Text provided |

---

Let’s face it: India is a subtropical country struggling with poverty and with a still developing infrastructure. While much of the West’s population may be struggling with cancer and heart disease, the subcontinent’s climate and low level of hygiene has turned our country into a hotbed for infectious diseases. Approximately 17.9% of deaths between the ages of 25 and 69 years are attributed to afflictions such as malaria, tuberculosis, and diarrhoea. Needless to say, the infectious disease burden is endemic to developing economies like ours and low income countries (LICs) across the world.

Many of the existing drugs available in the market fail to effectively target disease-causing pathogens and mitigate associated symptoms, with every subsequent dose helping the bug develop tolerance. This problem is not just limited to antibiotics and the likes. Once alcohol-based hand sanitizers became a mainstay for fighting the simple staph infection-causing bacteria Staphylococcus aureus, the pathogen itself altered its genetic makeup to transform into a deadly drug resistant superbug.

---

Given data |

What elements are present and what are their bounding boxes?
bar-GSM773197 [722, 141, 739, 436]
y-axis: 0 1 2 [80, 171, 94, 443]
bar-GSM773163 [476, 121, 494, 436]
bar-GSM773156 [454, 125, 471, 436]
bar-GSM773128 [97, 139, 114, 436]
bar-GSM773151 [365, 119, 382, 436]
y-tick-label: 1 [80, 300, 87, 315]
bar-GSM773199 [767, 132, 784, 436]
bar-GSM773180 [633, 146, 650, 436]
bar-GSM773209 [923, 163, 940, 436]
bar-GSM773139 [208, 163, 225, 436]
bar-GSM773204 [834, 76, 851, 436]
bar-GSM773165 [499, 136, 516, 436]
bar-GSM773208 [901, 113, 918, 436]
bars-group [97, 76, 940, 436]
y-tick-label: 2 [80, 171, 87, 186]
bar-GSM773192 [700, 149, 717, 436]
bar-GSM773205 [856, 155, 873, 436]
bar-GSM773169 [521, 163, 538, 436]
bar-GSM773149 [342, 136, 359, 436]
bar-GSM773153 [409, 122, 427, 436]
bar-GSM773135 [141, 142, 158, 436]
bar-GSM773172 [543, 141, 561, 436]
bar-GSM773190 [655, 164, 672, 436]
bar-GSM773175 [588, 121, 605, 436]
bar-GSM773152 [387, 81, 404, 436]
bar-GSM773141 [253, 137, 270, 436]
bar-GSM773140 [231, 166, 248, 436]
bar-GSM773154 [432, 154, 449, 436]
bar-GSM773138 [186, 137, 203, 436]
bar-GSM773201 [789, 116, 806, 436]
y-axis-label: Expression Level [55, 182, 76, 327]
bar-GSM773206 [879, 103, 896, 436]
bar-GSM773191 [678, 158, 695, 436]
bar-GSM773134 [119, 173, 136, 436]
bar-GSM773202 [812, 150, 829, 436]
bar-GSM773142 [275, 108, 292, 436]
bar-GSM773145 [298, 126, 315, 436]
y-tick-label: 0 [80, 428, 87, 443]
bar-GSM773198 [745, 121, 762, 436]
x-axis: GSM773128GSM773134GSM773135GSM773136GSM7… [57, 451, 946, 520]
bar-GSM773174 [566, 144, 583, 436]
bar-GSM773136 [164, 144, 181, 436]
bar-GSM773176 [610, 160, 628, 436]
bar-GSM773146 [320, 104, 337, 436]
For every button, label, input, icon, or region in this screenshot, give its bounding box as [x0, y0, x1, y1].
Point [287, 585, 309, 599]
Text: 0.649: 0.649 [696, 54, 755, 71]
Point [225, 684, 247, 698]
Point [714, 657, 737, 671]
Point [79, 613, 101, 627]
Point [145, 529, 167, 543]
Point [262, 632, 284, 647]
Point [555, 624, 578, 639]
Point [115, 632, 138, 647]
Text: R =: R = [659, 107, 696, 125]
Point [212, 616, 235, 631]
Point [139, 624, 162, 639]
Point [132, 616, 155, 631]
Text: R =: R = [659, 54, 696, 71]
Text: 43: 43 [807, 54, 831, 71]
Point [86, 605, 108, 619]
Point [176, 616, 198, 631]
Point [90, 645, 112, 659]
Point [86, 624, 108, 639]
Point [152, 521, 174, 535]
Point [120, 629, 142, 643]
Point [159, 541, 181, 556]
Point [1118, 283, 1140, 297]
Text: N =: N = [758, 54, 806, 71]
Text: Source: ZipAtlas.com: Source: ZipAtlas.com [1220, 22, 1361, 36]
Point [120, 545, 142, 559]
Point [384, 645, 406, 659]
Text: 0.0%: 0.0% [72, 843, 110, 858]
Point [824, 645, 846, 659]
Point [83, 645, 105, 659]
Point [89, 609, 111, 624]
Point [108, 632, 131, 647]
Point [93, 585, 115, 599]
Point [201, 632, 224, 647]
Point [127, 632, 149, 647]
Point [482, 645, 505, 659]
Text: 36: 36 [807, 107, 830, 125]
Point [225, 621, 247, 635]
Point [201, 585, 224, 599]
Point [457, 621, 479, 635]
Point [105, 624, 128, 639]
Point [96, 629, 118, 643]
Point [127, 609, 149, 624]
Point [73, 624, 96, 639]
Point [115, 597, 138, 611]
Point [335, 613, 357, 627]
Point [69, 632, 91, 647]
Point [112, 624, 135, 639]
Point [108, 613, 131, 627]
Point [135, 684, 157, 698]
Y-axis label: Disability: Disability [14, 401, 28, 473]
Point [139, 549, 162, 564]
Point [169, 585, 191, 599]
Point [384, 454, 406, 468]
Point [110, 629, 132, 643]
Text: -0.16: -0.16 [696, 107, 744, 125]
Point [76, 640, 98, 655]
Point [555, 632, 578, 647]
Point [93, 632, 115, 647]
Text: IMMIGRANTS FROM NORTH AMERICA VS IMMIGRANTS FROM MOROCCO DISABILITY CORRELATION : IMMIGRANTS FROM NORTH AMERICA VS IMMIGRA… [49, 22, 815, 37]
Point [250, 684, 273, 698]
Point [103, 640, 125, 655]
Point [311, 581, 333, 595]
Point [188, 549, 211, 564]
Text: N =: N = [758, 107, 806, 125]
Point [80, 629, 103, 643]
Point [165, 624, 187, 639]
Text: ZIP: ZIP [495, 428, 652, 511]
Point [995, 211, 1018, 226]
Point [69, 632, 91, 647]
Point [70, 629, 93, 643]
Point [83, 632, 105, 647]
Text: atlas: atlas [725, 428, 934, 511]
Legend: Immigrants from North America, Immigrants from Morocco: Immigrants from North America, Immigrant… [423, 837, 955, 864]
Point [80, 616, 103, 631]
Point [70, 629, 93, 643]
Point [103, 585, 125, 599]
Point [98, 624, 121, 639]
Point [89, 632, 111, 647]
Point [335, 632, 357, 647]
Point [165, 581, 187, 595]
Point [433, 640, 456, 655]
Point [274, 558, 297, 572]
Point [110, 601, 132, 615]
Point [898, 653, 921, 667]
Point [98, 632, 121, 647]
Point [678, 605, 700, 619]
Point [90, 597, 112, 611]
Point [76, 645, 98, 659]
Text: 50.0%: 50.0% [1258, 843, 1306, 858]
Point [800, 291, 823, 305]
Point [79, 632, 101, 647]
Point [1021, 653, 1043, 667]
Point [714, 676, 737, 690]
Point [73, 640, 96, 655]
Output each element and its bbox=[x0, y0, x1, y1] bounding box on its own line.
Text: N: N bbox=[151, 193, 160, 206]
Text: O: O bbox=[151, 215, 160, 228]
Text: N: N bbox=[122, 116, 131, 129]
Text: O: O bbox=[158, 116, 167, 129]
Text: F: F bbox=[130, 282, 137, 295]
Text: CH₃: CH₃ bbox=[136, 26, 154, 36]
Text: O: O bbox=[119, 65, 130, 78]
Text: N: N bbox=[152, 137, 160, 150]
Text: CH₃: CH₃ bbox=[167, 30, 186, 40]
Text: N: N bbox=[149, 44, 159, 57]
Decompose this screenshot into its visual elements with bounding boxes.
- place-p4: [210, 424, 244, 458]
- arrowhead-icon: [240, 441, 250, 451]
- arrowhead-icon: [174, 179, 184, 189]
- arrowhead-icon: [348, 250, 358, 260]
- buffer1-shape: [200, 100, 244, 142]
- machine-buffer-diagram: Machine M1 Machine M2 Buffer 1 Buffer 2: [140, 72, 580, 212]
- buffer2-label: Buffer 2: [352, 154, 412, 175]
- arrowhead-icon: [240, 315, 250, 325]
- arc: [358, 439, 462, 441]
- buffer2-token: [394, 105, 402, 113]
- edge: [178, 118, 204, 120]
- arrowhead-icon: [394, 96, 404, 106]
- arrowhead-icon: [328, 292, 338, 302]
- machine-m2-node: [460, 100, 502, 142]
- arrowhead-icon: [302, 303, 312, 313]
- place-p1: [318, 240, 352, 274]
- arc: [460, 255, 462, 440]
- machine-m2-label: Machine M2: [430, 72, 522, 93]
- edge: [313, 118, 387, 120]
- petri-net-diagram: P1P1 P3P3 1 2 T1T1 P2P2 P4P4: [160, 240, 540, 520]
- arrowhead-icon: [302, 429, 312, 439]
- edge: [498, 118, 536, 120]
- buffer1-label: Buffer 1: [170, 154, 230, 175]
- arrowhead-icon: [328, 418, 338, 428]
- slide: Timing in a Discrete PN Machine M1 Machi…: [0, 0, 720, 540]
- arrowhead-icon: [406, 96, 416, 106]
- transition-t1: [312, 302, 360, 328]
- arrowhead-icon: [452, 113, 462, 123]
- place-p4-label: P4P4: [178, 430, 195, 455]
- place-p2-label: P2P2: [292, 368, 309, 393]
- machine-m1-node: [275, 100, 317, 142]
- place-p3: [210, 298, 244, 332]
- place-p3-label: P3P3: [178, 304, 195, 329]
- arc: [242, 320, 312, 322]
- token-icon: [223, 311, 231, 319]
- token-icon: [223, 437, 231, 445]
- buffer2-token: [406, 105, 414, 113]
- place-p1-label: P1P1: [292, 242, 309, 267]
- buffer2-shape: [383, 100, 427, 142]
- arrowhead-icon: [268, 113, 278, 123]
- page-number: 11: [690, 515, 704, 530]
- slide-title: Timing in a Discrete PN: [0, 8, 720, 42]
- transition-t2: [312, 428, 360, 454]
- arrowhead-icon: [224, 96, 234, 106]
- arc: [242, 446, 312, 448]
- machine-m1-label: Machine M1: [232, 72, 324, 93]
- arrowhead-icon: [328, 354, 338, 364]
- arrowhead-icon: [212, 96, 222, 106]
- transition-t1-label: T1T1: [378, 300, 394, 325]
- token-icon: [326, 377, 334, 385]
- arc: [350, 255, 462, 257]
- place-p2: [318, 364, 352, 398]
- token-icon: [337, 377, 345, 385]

---

Requirement | Extract the entire passage above about infectious disease in India and drug-resistant pathogens, reproducing every word and paragraph break unchanged.

Output for this exercise |
Let’s face it: India is a subtropical country struggling with poverty and with a still developing infrastructure. While much of the West’s population may be struggling with cancer and heart disease, the subcontinent’s climate and low level of hygiene has turned our country into a hotbed for infectious diseases. Approximately 17.9% of deaths between the ages of 25 and 69 years are attributed to afflictions such as malaria, tuberculosis, and diarrhoea. Needless to say, the infectious disease burden is endemic to developing economies like ours and low income countries (LICs) across the world.

Many of the existing drugs available in the market fail to effectively target disease-causing pathogens and mitigate associated symptoms, with every subsequent dose helping the bug develop tolerance. This problem is not just limited to antibiotics and the likes. Once alcohol-based hand sanitizers became a mainstay for fighting the simple staph infection-causing bacteria Staphylococcus aureus, the pathogen itself altered its genetic makeup to transform into a deadly drug resistant superbug.